+++ Data shown +++

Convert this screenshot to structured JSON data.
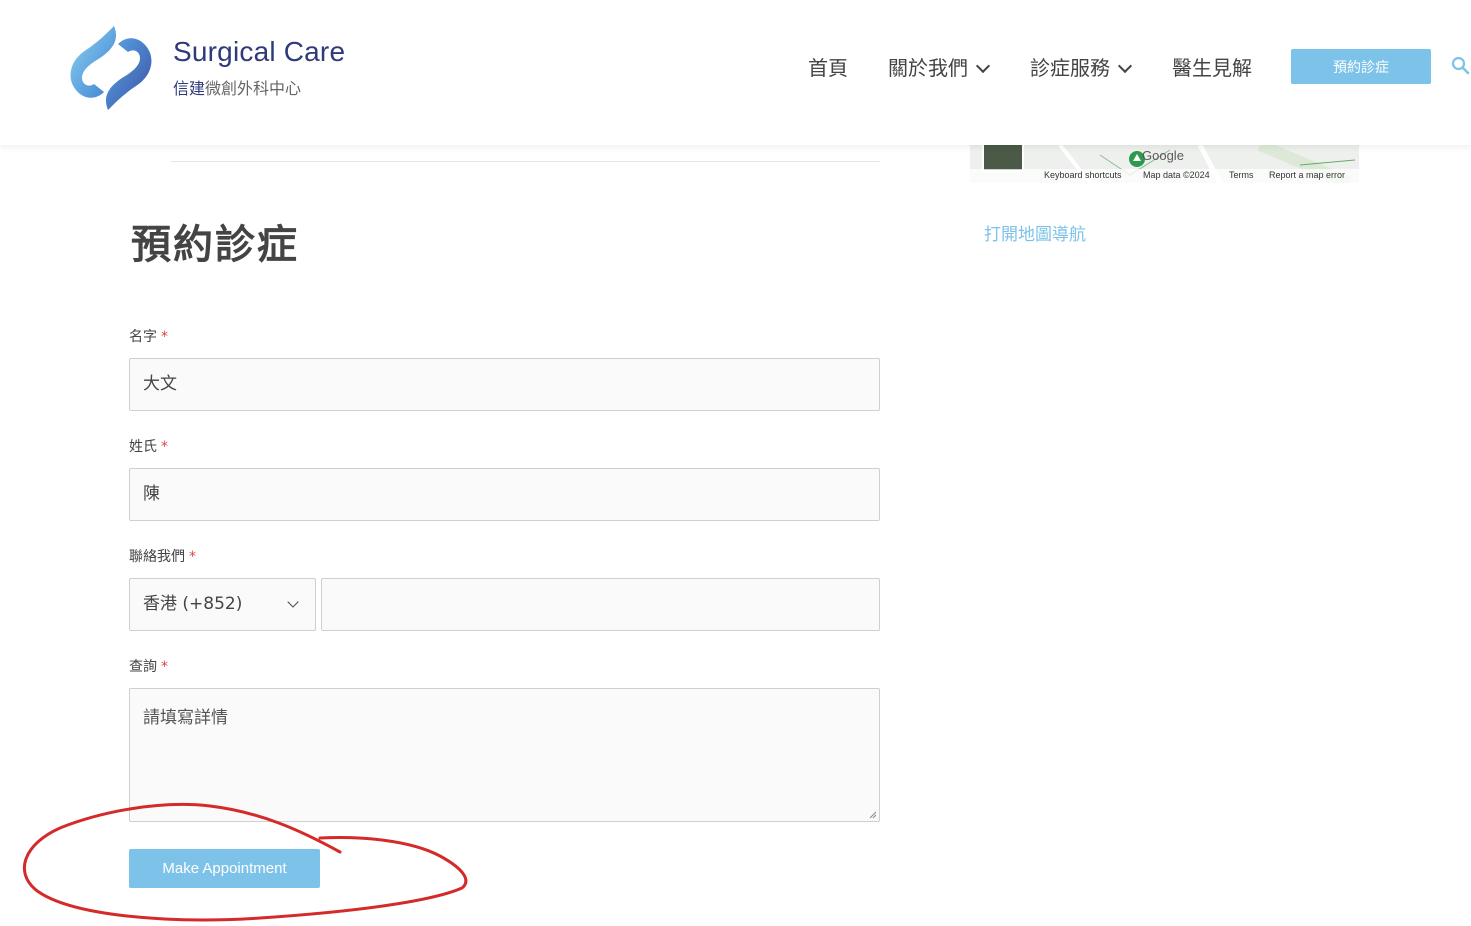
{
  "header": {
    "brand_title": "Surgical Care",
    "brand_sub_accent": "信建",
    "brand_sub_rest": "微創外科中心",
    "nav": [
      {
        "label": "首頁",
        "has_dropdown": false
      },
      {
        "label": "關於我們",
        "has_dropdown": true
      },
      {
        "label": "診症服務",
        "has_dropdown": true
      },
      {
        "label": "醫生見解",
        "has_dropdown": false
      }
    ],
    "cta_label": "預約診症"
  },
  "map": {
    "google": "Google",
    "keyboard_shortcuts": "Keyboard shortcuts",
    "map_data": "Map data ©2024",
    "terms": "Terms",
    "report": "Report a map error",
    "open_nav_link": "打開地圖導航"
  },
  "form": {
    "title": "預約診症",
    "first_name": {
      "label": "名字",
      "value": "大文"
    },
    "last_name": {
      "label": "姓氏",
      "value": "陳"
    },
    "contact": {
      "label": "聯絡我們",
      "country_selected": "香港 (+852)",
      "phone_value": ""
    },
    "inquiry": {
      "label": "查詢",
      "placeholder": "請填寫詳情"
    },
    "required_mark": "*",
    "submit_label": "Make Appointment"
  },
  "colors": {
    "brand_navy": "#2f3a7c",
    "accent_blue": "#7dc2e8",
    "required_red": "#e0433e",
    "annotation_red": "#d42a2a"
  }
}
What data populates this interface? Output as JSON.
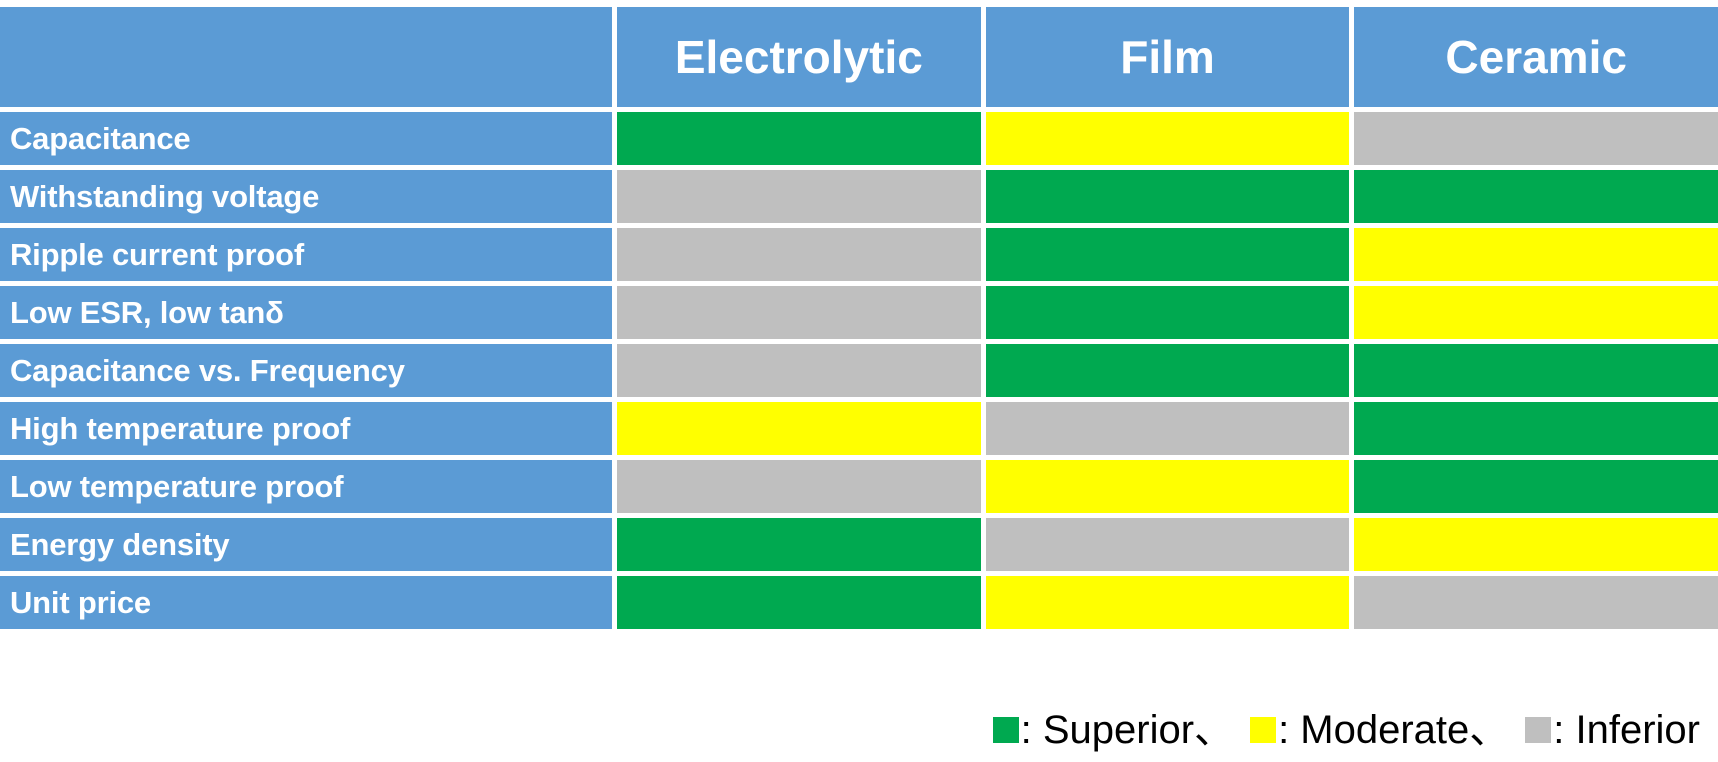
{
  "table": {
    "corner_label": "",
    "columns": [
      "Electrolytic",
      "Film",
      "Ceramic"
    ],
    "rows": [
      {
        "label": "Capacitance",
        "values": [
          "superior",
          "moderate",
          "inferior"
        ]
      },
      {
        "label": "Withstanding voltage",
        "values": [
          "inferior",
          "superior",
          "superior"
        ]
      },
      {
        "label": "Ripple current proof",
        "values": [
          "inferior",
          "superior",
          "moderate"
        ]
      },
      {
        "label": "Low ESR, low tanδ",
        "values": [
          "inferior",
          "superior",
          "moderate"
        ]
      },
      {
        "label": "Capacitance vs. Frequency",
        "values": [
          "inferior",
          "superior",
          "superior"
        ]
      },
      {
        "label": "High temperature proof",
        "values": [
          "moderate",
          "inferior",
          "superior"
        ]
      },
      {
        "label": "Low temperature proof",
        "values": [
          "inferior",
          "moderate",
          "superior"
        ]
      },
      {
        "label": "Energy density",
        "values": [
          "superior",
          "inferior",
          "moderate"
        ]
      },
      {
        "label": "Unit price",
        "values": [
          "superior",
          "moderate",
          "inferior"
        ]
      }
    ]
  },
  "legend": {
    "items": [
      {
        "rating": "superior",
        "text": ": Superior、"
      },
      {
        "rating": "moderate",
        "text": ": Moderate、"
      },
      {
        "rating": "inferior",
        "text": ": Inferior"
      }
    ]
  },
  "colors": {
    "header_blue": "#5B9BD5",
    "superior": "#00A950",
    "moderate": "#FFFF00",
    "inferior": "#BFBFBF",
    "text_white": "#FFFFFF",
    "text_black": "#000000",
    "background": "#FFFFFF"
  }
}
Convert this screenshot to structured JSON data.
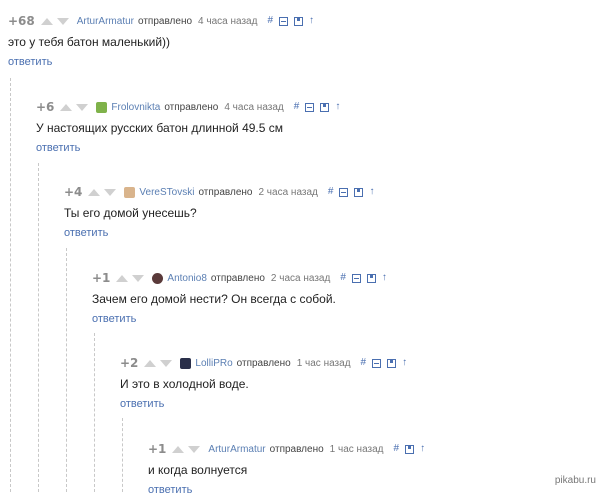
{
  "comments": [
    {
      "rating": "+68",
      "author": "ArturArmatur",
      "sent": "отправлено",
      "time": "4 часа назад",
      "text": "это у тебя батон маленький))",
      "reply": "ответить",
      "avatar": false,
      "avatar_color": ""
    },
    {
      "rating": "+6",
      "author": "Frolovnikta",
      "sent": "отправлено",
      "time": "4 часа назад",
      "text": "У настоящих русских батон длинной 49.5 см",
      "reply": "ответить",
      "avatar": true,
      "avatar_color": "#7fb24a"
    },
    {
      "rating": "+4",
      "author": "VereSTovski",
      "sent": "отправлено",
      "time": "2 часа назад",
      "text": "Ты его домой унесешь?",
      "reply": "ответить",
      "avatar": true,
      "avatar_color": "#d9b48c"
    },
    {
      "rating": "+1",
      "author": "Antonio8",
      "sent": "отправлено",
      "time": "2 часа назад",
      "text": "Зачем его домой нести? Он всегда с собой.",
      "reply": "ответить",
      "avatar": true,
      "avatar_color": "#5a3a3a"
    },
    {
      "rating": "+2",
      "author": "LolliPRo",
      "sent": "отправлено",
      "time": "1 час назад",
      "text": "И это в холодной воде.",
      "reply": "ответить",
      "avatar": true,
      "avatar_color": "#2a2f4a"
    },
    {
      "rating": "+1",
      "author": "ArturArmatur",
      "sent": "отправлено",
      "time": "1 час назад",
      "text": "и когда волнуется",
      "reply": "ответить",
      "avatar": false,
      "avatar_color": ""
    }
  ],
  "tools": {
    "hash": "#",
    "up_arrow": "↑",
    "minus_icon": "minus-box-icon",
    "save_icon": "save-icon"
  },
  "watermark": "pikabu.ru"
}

+++

• **Work instructions**:
Omit the pictures, then quote the rest of the material above exactly.

• **Reply to the exercise**:
Convert this screenshot to structured JSON data.
{
  "header": {
    "brand_title": "Surgical Care",
    "brand_sub_accent": "信建",
    "brand_sub_rest": "微創外科中心",
    "nav": [
      {
        "label": "首頁",
        "has_dropdown": false
      },
      {
        "label": "關於我們",
        "has_dropdown": true
      },
      {
        "label": "診症服務",
        "has_dropdown": true
      },
      {
        "label": "醫生見解",
        "has_dropdown": false
      }
    ],
    "cta_label": "預約診症"
  },
  "map": {
    "google": "Google",
    "keyboard_shortcuts": "Keyboard shortcuts",
    "map_data": "Map data ©2024",
    "terms": "Terms",
    "report": "Report a map error",
    "open_nav_link": "打開地圖導航"
  },
  "form": {
    "title": "預約診症",
    "first_name": {
      "label": "名字",
      "value": "大文"
    },
    "last_name": {
      "label": "姓氏",
      "value": "陳"
    },
    "contact": {
      "label": "聯絡我們",
      "country_selected": "香港 (+852)",
      "phone_value": ""
    },
    "inquiry": {
      "label": "查詢",
      "placeholder": "請填寫詳情"
    },
    "required_mark": "*",
    "submit_label": "Make Appointment"
  },
  "colors": {
    "brand_navy": "#2f3a7c",
    "accent_blue": "#7dc2e8",
    "required_red": "#e0433e",
    "annotation_red": "#d42a2a"
  }
}
What data populates this interface? Output as JSON.
{
  "table": {
    "corner_label": "",
    "columns": [
      "Electrolytic",
      "Film",
      "Ceramic"
    ],
    "rows": [
      {
        "label": "Capacitance",
        "values": [
          "superior",
          "moderate",
          "inferior"
        ]
      },
      {
        "label": "Withstanding voltage",
        "values": [
          "inferior",
          "superior",
          "superior"
        ]
      },
      {
        "label": "Ripple current proof",
        "values": [
          "inferior",
          "superior",
          "moderate"
        ]
      },
      {
        "label": "Low ESR, low tanδ",
        "values": [
          "inferior",
          "superior",
          "moderate"
        ]
      },
      {
        "label": "Capacitance vs. Frequency",
        "values": [
          "inferior",
          "superior",
          "superior"
        ]
      },
      {
        "label": "High temperature proof",
        "values": [
          "moderate",
          "inferior",
          "superior"
        ]
      },
      {
        "label": "Low temperature proof",
        "values": [
          "inferior",
          "moderate",
          "superior"
        ]
      },
      {
        "label": "Energy density",
        "values": [
          "superior",
          "inferior",
          "moderate"
        ]
      },
      {
        "label": "Unit price",
        "values": [
          "superior",
          "moderate",
          "inferior"
        ]
      }
    ]
  },
  "legend": {
    "items": [
      {
        "rating": "superior",
        "text": ": Superior、"
      },
      {
        "rating": "moderate",
        "text": ": Moderate、"
      },
      {
        "rating": "inferior",
        "text": ": Inferior"
      }
    ]
  },
  "colors": {
    "header_blue": "#5B9BD5",
    "superior": "#00A950",
    "moderate": "#FFFF00",
    "inferior": "#BFBFBF",
    "text_white": "#FFFFFF",
    "text_black": "#000000",
    "background": "#FFFFFF"
  }
}
Convert this screenshot to structured JSON data.
{
  "comments": [
    {
      "rating": "+68",
      "author": "ArturArmatur",
      "sent": "отправлено",
      "time": "4 часа назад",
      "text": "это у тебя батон маленький))",
      "reply": "ответить",
      "avatar": false,
      "avatar_color": ""
    },
    {
      "rating": "+6",
      "author": "Frolovnikta",
      "sent": "отправлено",
      "time": "4 часа назад",
      "text": "У настоящих русских батон длинной 49.5 см",
      "reply": "ответить",
      "avatar": true,
      "avatar_color": "#7fb24a"
    },
    {
      "rating": "+4",
      "author": "VereSTovski",
      "sent": "отправлено",
      "time": "2 часа назад",
      "text": "Ты его домой унесешь?",
      "reply": "ответить",
      "avatar": true,
      "avatar_color": "#d9b48c"
    },
    {
      "rating": "+1",
      "author": "Antonio8",
      "sent": "отправлено",
      "time": "2 часа назад",
      "text": "Зачем его домой нести? Он всегда с собой.",
      "reply": "ответить",
      "avatar": true,
      "avatar_color": "#5a3a3a"
    },
    {
      "rating": "+2",
      "author": "LolliPRo",
      "sent": "отправлено",
      "time": "1 час назад",
      "text": "И это в холодной воде.",
      "reply": "ответить",
      "avatar": true,
      "avatar_color": "#2a2f4a"
    },
    {
      "rating": "+1",
      "author": "ArturArmatur",
      "sent": "отправлено",
      "time": "1 час назад",
      "text": "и когда волнуется",
      "reply": "ответить",
      "avatar": false,
      "avatar_color": ""
    }
  ],
  "tools": {
    "hash": "#",
    "up_arrow": "↑",
    "minus_icon": "minus-box-icon",
    "save_icon": "save-icon"
  },
  "watermark": "pikabu.ru"
}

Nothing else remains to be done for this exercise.